- [Provided data]
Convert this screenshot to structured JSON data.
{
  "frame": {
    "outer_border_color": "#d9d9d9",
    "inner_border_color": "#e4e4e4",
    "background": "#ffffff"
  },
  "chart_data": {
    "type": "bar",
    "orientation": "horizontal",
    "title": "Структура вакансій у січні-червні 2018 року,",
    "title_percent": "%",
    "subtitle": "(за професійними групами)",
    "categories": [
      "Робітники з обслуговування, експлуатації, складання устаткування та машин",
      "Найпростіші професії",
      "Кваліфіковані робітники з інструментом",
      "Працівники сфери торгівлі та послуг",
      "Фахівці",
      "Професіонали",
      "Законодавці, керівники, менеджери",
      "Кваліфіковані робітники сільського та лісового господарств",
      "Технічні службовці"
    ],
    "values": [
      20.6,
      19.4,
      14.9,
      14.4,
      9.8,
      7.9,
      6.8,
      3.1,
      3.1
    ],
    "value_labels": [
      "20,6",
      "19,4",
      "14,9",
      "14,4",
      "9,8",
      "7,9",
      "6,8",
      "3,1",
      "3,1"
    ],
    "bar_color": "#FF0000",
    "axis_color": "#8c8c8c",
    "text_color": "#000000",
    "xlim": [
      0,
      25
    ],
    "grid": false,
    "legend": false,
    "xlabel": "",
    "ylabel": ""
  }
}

- [Task statement]
Copy out all of the data exactly, leaving nothing out.

- [Exercise output]
Convert this screenshot to structured JSON data.
{
  "frame": {
    "outer_border_color": "#d9d9d9",
    "inner_border_color": "#e4e4e4",
    "background": "#ffffff"
  },
  "chart_data": {
    "type": "bar",
    "orientation": "horizontal",
    "title": "Структура вакансій у січні-червні 2018 року,",
    "title_percent": "%",
    "subtitle": "(за професійними групами)",
    "categories": [
      "Робітники з обслуговування, експлуатації, складання устаткування та машин",
      "Найпростіші професії",
      "Кваліфіковані робітники з інструментом",
      "Працівники сфери торгівлі та послуг",
      "Фахівці",
      "Професіонали",
      "Законодавці, керівники, менеджери",
      "Кваліфіковані робітники сільського та лісового господарств",
      "Технічні службовці"
    ],
    "values": [
      20.6,
      19.4,
      14.9,
      14.4,
      9.8,
      7.9,
      6.8,
      3.1,
      3.1
    ],
    "value_labels": [
      "20,6",
      "19,4",
      "14,9",
      "14,4",
      "9,8",
      "7,9",
      "6,8",
      "3,1",
      "3,1"
    ],
    "bar_color": "#FF0000",
    "axis_color": "#8c8c8c",
    "text_color": "#000000",
    "xlim": [
      0,
      25
    ],
    "grid": false,
    "legend": false,
    "xlabel": "",
    "ylabel": ""
  }
}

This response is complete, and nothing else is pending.